**AIM OF THE EXERCISE**
Give back the whole listing exactly as shown.

+++ SOURCE DATA

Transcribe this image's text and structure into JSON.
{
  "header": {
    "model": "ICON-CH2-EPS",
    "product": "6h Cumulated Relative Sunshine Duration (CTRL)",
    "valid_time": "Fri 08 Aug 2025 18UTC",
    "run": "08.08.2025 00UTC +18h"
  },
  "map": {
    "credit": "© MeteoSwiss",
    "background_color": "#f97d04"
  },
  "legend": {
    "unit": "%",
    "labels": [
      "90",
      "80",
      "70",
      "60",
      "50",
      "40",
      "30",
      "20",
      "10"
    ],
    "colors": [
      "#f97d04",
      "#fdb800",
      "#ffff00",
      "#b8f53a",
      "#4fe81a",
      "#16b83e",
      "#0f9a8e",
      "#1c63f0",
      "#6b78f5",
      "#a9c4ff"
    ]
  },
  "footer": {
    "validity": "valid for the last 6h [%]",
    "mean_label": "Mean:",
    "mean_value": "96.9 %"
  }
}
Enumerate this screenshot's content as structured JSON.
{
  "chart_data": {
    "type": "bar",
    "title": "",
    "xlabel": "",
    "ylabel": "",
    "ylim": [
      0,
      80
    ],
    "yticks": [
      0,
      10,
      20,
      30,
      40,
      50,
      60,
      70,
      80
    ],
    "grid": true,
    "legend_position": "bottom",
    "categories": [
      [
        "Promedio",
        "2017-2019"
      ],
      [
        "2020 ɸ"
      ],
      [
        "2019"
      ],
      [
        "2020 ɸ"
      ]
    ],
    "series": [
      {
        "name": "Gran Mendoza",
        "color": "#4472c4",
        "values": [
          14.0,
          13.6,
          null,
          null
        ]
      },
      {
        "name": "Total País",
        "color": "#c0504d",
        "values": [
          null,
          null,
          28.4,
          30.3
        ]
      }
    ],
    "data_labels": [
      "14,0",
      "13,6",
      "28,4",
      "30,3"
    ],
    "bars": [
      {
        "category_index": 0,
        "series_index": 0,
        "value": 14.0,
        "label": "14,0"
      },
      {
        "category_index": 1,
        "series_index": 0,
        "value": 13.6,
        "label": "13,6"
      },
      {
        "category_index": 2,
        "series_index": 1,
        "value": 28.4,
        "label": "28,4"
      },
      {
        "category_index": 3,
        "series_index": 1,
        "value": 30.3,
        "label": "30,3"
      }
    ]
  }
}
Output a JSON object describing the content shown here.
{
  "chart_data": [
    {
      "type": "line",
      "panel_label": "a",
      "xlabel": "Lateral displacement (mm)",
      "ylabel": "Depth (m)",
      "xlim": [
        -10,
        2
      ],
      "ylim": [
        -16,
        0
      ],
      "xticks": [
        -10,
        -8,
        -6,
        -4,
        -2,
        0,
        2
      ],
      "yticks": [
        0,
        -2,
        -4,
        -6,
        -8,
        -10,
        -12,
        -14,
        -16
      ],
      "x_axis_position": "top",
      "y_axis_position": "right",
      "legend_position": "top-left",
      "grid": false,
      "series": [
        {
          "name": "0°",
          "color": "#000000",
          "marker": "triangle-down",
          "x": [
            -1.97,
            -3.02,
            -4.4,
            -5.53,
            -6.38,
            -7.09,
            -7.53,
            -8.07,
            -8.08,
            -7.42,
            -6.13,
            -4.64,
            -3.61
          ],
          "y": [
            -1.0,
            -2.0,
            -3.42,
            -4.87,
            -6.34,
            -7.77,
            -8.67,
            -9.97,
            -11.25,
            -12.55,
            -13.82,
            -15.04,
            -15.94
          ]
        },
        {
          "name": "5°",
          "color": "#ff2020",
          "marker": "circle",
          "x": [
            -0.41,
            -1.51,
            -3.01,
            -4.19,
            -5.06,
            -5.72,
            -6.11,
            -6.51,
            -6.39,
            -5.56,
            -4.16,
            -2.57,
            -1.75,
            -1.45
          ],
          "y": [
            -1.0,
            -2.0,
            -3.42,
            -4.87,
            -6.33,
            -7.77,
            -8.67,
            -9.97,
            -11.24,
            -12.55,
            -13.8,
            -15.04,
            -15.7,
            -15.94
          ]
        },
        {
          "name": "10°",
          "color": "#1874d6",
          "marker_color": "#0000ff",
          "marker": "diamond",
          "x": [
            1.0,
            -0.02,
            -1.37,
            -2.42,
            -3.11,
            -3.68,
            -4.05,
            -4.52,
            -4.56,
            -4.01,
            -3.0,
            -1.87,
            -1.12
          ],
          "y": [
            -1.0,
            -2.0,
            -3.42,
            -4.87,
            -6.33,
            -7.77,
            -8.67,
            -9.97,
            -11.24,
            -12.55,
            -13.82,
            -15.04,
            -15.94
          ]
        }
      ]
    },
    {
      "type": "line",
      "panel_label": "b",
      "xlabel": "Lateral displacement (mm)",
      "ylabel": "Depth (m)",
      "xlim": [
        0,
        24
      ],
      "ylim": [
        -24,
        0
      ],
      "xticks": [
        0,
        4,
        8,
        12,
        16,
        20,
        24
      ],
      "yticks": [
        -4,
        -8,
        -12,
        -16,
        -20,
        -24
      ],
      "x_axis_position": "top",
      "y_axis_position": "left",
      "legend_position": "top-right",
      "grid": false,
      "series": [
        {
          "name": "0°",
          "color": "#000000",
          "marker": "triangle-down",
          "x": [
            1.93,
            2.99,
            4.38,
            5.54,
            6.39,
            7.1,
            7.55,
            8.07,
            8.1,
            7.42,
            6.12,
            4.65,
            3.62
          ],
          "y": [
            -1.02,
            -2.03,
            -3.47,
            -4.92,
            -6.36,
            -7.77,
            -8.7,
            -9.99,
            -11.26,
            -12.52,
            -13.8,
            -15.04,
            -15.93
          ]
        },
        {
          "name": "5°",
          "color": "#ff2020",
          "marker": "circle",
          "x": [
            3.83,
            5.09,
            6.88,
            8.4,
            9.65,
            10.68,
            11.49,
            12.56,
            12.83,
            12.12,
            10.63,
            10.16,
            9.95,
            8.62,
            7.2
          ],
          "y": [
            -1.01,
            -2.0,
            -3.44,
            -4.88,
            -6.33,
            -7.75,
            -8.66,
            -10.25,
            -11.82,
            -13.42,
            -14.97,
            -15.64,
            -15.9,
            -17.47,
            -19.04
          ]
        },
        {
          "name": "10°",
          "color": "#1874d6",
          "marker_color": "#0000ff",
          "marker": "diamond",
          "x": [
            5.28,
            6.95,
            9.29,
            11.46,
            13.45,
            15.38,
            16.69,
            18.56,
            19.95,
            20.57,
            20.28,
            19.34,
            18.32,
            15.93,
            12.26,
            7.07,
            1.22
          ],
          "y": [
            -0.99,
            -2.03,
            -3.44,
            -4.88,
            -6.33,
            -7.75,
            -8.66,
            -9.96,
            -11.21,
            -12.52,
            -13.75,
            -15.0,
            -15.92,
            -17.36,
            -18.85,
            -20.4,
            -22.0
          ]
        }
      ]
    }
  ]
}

++++++

**SOLUTION TO THIS TASK**
Transcribe this image's text and structure into JSON.
{
  "header": {
    "model": "ICON-CH2-EPS",
    "product": "6h Cumulated Relative Sunshine Duration (CTRL)",
    "valid_time": "Fri 08 Aug 2025 18UTC",
    "run": "08.08.2025 00UTC +18h"
  },
  "map": {
    "credit": "© MeteoSwiss",
    "background_color": "#f97d04"
  },
  "legend": {
    "unit": "%",
    "labels": [
      "90",
      "80",
      "70",
      "60",
      "50",
      "40",
      "30",
      "20",
      "10"
    ],
    "colors": [
      "#f97d04",
      "#fdb800",
      "#ffff00",
      "#b8f53a",
      "#4fe81a",
      "#16b83e",
      "#0f9a8e",
      "#1c63f0",
      "#6b78f5",
      "#a9c4ff"
    ]
  },
  "footer": {
    "validity": "valid for the last 6h [%]",
    "mean_label": "Mean:",
    "mean_value": "96.9 %"
  }
}
Enumerate this screenshot's content as structured JSON.
{
  "chart_data": {
    "type": "bar",
    "title": "",
    "xlabel": "",
    "ylabel": "",
    "ylim": [
      0,
      80
    ],
    "yticks": [
      0,
      10,
      20,
      30,
      40,
      50,
      60,
      70,
      80
    ],
    "grid": true,
    "legend_position": "bottom",
    "categories": [
      [
        "Promedio",
        "2017-2019"
      ],
      [
        "2020 ɸ"
      ],
      [
        "2019"
      ],
      [
        "2020 ɸ"
      ]
    ],
    "series": [
      {
        "name": "Gran Mendoza",
        "color": "#4472c4",
        "values": [
          14.0,
          13.6,
          null,
          null
        ]
      },
      {
        "name": "Total País",
        "color": "#c0504d",
        "values": [
          null,
          null,
          28.4,
          30.3
        ]
      }
    ],
    "data_labels": [
      "14,0",
      "13,6",
      "28,4",
      "30,3"
    ],
    "bars": [
      {
        "category_index": 0,
        "series_index": 0,
        "value": 14.0,
        "label": "14,0"
      },
      {
        "category_index": 1,
        "series_index": 0,
        "value": 13.6,
        "label": "13,6"
      },
      {
        "category_index": 2,
        "series_index": 1,
        "value": 28.4,
        "label": "28,4"
      },
      {
        "category_index": 3,
        "series_index": 1,
        "value": 30.3,
        "label": "30,3"
      }
    ]
  }
}
Output a JSON object describing the content shown here.
{
  "chart_data": [
    {
      "type": "line",
      "panel_label": "a",
      "xlabel": "Lateral displacement (mm)",
      "ylabel": "Depth (m)",
      "xlim": [
        -10,
        2
      ],
      "ylim": [
        -16,
        0
      ],
      "xticks": [
        -10,
        -8,
        -6,
        -4,
        -2,
        0,
        2
      ],
      "yticks": [
        0,
        -2,
        -4,
        -6,
        -8,
        -10,
        -12,
        -14,
        -16
      ],
      "x_axis_position": "top",
      "y_axis_position": "right",
      "legend_position": "top-left",
      "grid": false,
      "series": [
        {
          "name": "0°",
          "color": "#000000",
          "marker": "triangle-down",
          "x": [
            -1.97,
            -3.02,
            -4.4,
            -5.53,
            -6.38,
            -7.09,
            -7.53,
            -8.07,
            -8.08,
            -7.42,
            -6.13,
            -4.64,
            -3.61
          ],
          "y": [
            -1.0,
            -2.0,
            -3.42,
            -4.87,
            -6.34,
            -7.77,
            -8.67,
            -9.97,
            -11.25,
            -12.55,
            -13.82,
            -15.04,
            -15.94
          ]
        },
        {
          "name": "5°",
          "color": "#ff2020",
          "marker": "circle",
          "x": [
            -0.41,
            -1.51,
            -3.01,
            -4.19,
            -5.06,
            -5.72,
            -6.11,
            -6.51,
            -6.39,
            -5.56,
            -4.16,
            -2.57,
            -1.75,
            -1.45
          ],
          "y": [
            -1.0,
            -2.0,
            -3.42,
            -4.87,
            -6.33,
            -7.77,
            -8.67,
            -9.97,
            -11.24,
            -12.55,
            -13.8,
            -15.04,
            -15.7,
            -15.94
          ]
        },
        {
          "name": "10°",
          "color": "#1874d6",
          "marker_color": "#0000ff",
          "marker": "diamond",
          "x": [
            1.0,
            -0.02,
            -1.37,
            -2.42,
            -3.11,
            -3.68,
            -4.05,
            -4.52,
            -4.56,
            -4.01,
            -3.0,
            -1.87,
            -1.12
          ],
          "y": [
            -1.0,
            -2.0,
            -3.42,
            -4.87,
            -6.33,
            -7.77,
            -8.67,
            -9.97,
            -11.24,
            -12.55,
            -13.82,
            -15.04,
            -15.94
          ]
        }
      ]
    },
    {
      "type": "line",
      "panel_label": "b",
      "xlabel": "Lateral displacement (mm)",
      "ylabel": "Depth (m)",
      "xlim": [
        0,
        24
      ],
      "ylim": [
        -24,
        0
      ],
      "xticks": [
        0,
        4,
        8,
        12,
        16,
        20,
        24
      ],
      "yticks": [
        -4,
        -8,
        -12,
        -16,
        -20,
        -24
      ],
      "x_axis_position": "top",
      "y_axis_position": "left",
      "legend_position": "top-right",
      "grid": false,
      "series": [
        {
          "name": "0°",
          "color": "#000000",
          "marker": "triangle-down",
          "x": [
            1.93,
            2.99,
            4.38,
            5.54,
            6.39,
            7.1,
            7.55,
            8.07,
            8.1,
            7.42,
            6.12,
            4.65,
            3.62
          ],
          "y": [
            -1.02,
            -2.03,
            -3.47,
            -4.92,
            -6.36,
            -7.77,
            -8.7,
            -9.99,
            -11.26,
            -12.52,
            -13.8,
            -15.04,
            -15.93
          ]
        },
        {
          "name": "5°",
          "color": "#ff2020",
          "marker": "circle",
          "x": [
            3.83,
            5.09,
            6.88,
            8.4,
            9.65,
            10.68,
            11.49,
            12.56,
            12.83,
            12.12,
            10.63,
            10.16,
            9.95,
            8.62,
            7.2
          ],
          "y": [
            -1.01,
            -2.0,
            -3.44,
            -4.88,
            -6.33,
            -7.75,
            -8.66,
            -10.25,
            -11.82,
            -13.42,
            -14.97,
            -15.64,
            -15.9,
            -17.47,
            -19.04
          ]
        },
        {
          "name": "10°",
          "color": "#1874d6",
          "marker_color": "#0000ff",
          "marker": "diamond",
          "x": [
            5.28,
            6.95,
            9.29,
            11.46,
            13.45,
            15.38,
            16.69,
            18.56,
            19.95,
            20.57,
            20.28,
            19.34,
            18.32,
            15.93,
            12.26,
            7.07,
            1.22
          ],
          "y": [
            -0.99,
            -2.03,
            -3.44,
            -4.88,
            -6.33,
            -7.75,
            -8.66,
            -9.96,
            -11.21,
            -12.52,
            -13.75,
            -15.0,
            -15.92,
            -17.36,
            -18.85,
            -20.4,
            -22.0
          ]
        }
      ]
    }
  ]
}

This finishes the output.